STATED TASK:
Copy out the lines exactly, from the line with "search-result-item: Insured Pooled" up to and including the line with "search-result-title-link[interactable]: Redesign of".

DATA EXCERPTS:
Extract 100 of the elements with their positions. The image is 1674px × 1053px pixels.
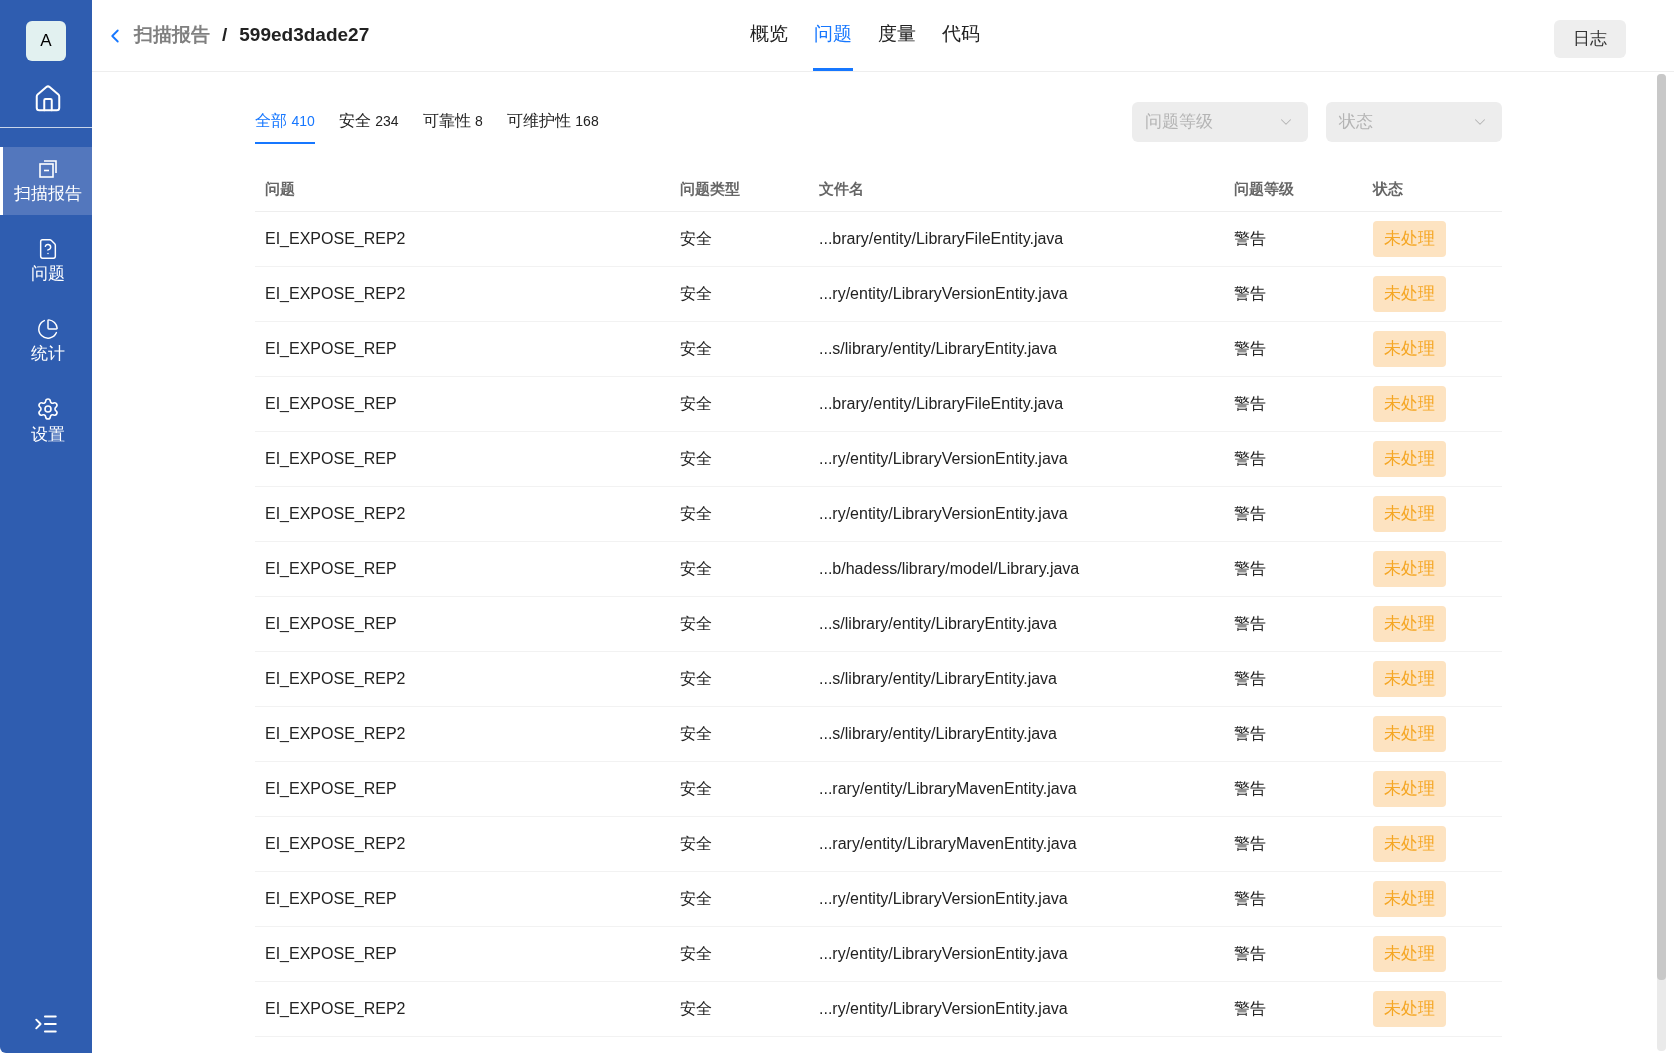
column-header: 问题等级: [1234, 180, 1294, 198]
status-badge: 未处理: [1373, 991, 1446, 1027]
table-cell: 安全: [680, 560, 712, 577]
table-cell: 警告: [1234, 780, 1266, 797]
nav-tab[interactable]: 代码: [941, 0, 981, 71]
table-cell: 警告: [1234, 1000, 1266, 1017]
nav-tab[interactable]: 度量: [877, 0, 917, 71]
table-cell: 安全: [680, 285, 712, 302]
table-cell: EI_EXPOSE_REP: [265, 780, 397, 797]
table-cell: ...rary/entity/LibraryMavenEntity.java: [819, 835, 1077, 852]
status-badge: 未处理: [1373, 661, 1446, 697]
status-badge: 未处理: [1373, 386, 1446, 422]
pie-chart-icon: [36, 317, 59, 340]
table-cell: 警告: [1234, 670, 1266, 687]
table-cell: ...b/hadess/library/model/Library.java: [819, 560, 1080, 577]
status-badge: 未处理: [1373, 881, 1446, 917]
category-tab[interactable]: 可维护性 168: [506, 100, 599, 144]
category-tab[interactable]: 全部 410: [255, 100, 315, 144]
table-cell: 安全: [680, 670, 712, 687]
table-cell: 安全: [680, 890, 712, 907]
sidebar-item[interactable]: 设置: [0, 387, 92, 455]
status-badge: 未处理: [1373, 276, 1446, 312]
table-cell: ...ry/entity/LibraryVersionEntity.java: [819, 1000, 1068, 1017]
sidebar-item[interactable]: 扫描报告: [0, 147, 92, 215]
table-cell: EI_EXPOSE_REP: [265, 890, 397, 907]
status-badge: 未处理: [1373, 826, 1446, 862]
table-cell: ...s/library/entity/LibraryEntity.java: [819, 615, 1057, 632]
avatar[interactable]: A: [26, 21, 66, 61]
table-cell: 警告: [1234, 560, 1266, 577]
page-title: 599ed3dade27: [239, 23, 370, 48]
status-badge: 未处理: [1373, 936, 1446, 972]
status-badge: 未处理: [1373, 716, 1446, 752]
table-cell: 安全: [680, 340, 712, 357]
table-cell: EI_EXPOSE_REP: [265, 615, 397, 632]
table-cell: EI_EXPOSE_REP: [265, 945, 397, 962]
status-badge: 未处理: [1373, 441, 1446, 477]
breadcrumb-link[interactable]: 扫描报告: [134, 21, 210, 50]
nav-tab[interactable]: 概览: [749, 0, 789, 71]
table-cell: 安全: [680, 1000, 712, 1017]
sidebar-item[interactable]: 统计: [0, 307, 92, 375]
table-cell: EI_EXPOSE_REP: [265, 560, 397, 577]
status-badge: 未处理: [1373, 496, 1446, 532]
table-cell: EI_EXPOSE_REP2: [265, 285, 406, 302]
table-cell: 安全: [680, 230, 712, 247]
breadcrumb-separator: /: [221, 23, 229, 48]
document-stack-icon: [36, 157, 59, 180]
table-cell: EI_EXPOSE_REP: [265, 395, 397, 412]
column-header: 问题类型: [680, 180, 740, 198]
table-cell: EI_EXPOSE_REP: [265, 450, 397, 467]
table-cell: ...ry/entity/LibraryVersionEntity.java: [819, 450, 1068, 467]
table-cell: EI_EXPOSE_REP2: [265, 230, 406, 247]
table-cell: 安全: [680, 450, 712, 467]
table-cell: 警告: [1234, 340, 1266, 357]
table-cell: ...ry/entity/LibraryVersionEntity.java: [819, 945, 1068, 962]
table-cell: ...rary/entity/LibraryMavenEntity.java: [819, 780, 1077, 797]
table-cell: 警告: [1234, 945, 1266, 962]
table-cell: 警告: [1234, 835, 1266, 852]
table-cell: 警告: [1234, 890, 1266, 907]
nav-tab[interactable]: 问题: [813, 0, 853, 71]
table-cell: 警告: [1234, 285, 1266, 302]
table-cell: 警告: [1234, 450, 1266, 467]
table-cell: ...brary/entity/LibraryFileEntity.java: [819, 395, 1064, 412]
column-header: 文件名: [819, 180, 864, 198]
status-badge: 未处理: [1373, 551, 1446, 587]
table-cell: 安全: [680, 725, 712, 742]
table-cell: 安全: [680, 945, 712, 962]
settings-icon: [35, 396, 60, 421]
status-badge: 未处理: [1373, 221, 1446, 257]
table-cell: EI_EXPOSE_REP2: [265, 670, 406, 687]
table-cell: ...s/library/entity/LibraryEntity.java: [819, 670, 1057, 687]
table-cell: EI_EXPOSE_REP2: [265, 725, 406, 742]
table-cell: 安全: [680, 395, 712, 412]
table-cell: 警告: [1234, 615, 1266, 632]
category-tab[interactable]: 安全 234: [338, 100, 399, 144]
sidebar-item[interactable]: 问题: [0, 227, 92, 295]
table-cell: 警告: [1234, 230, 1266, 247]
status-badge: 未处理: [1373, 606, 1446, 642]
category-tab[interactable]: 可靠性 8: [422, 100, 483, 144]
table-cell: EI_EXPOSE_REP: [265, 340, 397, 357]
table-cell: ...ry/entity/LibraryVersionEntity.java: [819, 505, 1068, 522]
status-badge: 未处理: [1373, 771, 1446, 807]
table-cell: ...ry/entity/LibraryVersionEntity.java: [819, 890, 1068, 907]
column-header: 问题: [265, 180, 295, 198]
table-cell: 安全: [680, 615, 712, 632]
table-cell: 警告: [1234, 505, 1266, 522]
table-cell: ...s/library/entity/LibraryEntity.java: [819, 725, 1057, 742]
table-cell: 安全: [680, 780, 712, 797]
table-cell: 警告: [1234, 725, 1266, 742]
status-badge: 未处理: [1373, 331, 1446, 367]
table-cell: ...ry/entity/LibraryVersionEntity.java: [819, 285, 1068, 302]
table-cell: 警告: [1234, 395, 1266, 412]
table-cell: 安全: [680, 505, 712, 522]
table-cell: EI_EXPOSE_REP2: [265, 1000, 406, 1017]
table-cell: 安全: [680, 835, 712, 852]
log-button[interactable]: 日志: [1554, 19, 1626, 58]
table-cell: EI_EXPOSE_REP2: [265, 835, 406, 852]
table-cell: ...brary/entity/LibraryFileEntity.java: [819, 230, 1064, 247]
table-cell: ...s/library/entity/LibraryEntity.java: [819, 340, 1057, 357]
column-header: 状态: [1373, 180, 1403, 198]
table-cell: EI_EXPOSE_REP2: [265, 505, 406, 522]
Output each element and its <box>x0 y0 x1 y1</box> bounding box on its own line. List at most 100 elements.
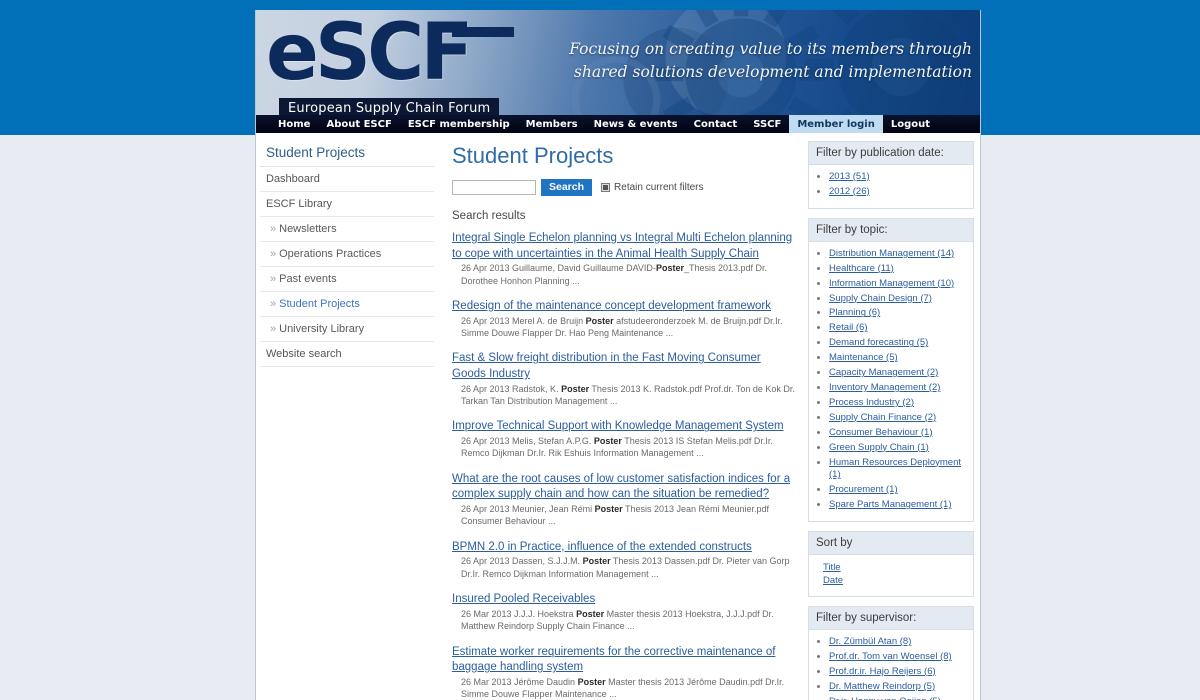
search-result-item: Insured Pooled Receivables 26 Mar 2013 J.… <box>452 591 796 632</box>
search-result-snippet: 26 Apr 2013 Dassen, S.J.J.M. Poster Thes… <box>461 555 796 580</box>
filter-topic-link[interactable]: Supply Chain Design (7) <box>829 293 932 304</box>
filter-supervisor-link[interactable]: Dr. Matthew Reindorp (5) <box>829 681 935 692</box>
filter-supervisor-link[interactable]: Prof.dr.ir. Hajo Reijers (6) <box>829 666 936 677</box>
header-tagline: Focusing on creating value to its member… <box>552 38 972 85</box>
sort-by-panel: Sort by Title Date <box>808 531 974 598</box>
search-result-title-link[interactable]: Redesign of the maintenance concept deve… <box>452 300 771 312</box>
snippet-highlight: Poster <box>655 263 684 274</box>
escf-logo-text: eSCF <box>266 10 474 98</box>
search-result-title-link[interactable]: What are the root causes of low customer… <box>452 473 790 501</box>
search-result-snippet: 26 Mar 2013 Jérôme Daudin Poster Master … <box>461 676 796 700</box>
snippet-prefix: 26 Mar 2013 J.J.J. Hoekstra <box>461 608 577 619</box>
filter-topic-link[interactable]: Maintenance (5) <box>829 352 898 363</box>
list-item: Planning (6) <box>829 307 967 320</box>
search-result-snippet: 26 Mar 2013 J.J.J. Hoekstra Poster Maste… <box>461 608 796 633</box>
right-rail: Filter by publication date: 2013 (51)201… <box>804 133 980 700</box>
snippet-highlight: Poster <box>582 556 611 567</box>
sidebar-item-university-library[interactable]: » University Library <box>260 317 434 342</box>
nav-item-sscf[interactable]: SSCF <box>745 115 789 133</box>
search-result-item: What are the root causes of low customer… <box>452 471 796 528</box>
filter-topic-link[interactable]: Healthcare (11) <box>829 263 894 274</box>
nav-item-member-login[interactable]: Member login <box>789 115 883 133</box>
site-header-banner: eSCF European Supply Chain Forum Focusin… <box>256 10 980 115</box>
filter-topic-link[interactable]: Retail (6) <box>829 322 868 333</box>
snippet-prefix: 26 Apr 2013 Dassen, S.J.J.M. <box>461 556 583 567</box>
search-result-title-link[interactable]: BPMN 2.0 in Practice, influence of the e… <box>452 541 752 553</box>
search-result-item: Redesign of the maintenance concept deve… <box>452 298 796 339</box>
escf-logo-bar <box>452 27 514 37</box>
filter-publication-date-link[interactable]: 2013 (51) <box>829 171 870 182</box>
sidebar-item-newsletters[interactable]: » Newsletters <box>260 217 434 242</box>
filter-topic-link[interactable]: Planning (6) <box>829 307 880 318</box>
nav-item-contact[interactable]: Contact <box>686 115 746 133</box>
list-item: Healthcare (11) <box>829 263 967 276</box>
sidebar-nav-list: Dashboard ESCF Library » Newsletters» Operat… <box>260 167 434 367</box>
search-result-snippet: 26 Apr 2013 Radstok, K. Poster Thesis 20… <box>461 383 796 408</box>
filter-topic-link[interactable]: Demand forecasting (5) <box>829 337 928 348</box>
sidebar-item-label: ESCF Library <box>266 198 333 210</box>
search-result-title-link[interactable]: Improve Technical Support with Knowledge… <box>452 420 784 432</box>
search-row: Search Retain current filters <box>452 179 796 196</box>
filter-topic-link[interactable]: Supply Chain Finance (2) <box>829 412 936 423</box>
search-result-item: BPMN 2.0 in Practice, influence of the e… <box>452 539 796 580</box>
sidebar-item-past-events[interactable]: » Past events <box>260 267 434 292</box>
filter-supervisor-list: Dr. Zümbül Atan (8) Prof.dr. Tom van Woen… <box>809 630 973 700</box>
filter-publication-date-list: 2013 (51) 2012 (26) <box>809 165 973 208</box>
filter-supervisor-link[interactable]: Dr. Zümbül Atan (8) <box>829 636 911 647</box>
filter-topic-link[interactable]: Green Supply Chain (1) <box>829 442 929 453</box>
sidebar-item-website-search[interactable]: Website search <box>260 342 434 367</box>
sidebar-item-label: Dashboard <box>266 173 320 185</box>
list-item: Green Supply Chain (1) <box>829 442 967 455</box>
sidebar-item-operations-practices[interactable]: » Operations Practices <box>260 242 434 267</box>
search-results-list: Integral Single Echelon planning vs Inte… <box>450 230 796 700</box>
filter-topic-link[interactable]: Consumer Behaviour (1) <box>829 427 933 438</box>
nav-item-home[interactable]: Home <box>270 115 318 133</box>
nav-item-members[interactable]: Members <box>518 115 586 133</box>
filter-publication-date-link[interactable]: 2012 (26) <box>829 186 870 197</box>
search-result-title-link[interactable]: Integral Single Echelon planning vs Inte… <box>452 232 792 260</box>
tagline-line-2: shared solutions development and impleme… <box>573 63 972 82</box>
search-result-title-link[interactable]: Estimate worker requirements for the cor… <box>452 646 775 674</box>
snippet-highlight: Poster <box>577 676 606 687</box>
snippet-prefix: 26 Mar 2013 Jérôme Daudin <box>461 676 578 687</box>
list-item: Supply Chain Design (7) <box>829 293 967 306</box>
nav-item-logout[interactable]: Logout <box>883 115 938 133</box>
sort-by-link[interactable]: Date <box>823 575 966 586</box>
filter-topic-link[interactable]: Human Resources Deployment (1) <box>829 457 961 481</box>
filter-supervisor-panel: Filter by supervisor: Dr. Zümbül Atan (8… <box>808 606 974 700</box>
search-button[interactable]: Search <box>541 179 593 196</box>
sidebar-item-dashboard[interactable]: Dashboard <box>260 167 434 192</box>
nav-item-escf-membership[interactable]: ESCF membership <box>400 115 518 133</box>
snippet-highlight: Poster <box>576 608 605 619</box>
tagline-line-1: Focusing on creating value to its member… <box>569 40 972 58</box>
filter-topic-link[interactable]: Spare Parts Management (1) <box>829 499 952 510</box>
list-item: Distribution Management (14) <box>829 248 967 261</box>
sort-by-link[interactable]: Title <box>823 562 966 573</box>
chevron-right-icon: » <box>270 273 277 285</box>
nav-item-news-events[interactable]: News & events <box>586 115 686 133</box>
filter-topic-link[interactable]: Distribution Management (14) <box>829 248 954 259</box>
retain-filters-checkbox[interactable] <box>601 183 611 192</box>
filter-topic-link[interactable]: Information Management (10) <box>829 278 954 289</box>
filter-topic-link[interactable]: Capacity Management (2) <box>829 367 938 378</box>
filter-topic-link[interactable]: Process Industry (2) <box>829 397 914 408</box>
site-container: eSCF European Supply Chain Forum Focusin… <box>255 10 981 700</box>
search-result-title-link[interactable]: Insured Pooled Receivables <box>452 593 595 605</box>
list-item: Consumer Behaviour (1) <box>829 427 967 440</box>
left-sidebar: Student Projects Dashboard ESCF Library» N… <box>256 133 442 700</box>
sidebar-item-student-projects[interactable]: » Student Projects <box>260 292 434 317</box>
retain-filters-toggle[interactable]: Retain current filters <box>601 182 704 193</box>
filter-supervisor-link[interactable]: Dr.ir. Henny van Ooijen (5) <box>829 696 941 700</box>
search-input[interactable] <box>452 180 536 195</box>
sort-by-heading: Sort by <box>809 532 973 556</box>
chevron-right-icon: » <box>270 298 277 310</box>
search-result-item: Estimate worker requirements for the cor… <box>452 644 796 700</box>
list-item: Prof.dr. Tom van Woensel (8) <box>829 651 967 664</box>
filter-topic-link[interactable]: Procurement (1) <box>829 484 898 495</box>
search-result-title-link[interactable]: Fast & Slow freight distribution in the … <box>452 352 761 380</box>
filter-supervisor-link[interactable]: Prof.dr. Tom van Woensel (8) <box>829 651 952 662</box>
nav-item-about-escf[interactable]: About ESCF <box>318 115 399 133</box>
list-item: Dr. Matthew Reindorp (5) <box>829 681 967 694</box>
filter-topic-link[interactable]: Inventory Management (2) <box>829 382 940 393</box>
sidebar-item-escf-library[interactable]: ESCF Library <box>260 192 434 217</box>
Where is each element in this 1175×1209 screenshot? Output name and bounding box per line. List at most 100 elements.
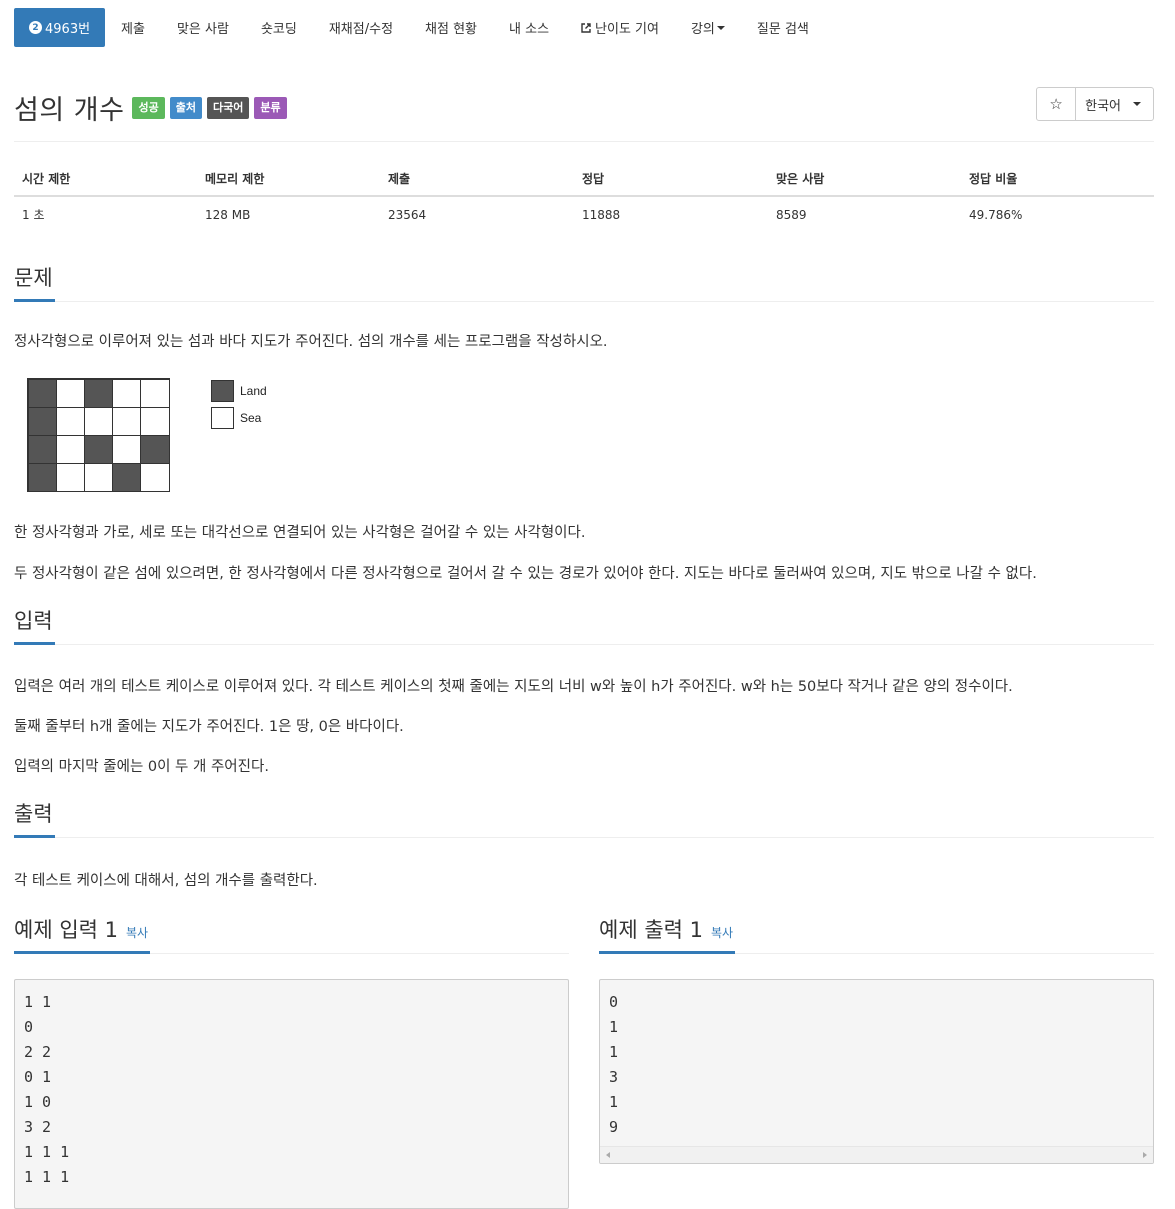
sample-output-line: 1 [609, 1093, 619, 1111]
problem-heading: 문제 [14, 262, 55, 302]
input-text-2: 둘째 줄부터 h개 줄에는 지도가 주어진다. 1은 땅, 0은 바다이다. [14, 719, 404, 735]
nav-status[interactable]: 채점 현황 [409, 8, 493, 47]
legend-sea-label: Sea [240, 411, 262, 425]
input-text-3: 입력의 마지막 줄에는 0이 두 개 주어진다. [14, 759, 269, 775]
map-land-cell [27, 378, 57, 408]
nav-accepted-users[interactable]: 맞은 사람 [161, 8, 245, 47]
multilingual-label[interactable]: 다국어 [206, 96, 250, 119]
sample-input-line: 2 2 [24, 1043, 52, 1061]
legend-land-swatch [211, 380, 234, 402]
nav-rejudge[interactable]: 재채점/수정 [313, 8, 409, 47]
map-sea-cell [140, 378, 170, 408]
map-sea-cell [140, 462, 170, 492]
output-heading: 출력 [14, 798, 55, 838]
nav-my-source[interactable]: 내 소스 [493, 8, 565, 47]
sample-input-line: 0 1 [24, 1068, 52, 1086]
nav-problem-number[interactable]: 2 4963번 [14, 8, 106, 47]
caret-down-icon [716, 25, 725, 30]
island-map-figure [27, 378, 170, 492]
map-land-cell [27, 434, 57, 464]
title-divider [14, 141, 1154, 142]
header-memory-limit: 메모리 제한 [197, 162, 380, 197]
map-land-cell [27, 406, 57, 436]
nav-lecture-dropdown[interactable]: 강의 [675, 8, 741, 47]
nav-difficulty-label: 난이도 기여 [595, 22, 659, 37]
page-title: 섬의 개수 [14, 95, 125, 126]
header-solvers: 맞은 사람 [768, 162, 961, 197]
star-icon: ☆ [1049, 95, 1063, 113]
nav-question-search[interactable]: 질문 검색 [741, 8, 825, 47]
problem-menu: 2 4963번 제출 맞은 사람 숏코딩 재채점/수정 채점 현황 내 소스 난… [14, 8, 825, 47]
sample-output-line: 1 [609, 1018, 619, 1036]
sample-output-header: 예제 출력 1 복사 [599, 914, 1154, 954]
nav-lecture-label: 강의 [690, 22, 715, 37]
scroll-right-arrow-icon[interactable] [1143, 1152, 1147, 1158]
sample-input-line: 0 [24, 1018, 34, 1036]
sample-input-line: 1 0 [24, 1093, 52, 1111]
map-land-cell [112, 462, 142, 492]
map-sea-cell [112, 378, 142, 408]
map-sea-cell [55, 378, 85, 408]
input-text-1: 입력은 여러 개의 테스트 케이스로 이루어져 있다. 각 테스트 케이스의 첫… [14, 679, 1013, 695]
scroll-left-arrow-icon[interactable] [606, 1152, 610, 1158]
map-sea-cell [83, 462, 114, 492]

SOLUTION TO THIS EXERCISE:
search-result-item: Insured Pooled Receivables 26 Mar 2013 J.… <box>452 591 796 632</box>
search-result-snippet: 26 Apr 2013 Dassen, S.J.J.M. Poster Thes… <box>461 555 796 580</box>
filter-topic-link[interactable]: Supply Chain Design (7) <box>829 293 932 304</box>
filter-supervisor-link[interactable]: Dr. Matthew Reindorp (5) <box>829 681 935 692</box>
filter-supervisor-link[interactable]: Prof.dr.ir. Hajo Reijers (6) <box>829 666 936 677</box>
header-tagline: Focusing on creating value to its member… <box>552 38 972 85</box>
sort-by-panel: Sort by Title Date <box>808 531 974 598</box>
search-result-title-link[interactable]: Redesign of the maintenance concept deve… <box>452 300 771 312</box>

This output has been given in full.